## Instructions for the task
Output the material beneath exactly, leaving nothing out.

(Collected data)
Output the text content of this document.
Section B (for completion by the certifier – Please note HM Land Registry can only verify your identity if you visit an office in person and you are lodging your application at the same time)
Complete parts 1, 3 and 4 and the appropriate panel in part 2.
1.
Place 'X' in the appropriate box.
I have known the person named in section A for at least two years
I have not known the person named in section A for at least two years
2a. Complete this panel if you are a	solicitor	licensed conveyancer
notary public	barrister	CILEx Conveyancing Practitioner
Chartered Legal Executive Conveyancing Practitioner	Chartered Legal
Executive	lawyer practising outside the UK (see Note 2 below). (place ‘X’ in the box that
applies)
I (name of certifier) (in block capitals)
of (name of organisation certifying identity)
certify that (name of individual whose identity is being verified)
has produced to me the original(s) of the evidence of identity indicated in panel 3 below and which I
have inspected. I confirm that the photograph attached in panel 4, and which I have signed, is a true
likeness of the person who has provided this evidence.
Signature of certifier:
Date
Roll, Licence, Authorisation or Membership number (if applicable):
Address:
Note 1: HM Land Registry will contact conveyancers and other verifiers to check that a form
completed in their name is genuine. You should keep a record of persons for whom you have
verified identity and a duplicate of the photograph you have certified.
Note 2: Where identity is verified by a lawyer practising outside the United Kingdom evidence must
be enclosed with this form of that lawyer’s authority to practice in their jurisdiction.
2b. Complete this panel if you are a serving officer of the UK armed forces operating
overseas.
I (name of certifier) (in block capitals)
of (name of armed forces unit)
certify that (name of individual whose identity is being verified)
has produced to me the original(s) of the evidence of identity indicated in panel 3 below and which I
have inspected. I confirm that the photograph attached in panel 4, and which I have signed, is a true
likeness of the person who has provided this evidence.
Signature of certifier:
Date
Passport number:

## Answer for the task
Output the text content of this document.
Section B (for completion by the certifier – Please note HM Land Registry can only verify your identity if you visit an office in person and you are lodging your application at the same time)
Complete parts 1, 3 and 4 and the appropriate panel in part 2.
1.
Place 'X' in the appropriate box.
I have known the person named in section A for at least two years
I have not known the person named in section A for at least two years
2a. Complete this panel if you are a	solicitor	licensed conveyancer
notary public	barrister	CILEx Conveyancing Practitioner
Chartered Legal Executive Conveyancing Practitioner	Chartered Legal
Executive	lawyer practising outside the UK (see Note 2 below). (place ‘X’ in the box that
applies)
I (name of certifier) (in block capitals)
of (name of organisation certifying identity)
certify that (name of individual whose identity is being verified)
has produced to me the original(s) of the evidence of identity indicated in panel 3 below and which I
have inspected. I confirm that the photograph attached in panel 4, and which I have signed, is a true
likeness of the person who has provided this evidence.
Signature of certifier:
Date
Roll, Licence, Authorisation or Membership number (if applicable):
Address:
Note 1: HM Land Registry will contact conveyancers and other verifiers to check that a form
completed in their name is genuine. You should keep a record of persons for whom you have
verified identity and a duplicate of the photograph you have certified.
Note 2: Where identity is verified by a lawyer practising outside the United Kingdom evidence must
be enclosed with this form of that lawyer’s authority to practice in their jurisdiction.
2b. Complete this panel if you are a serving officer of the UK armed forces operating
overseas.
I (name of certifier) (in block capitals)
of (name of armed forces unit)
certify that (name of individual whose identity is being verified)
has produced to me the original(s) of the evidence of identity indicated in panel 3 below and which I
have inspected. I confirm that the photograph attached in panel 4, and which I have signed, is a true
likeness of the person who has provided this evidence.
Signature of certifier:
Date
Passport number:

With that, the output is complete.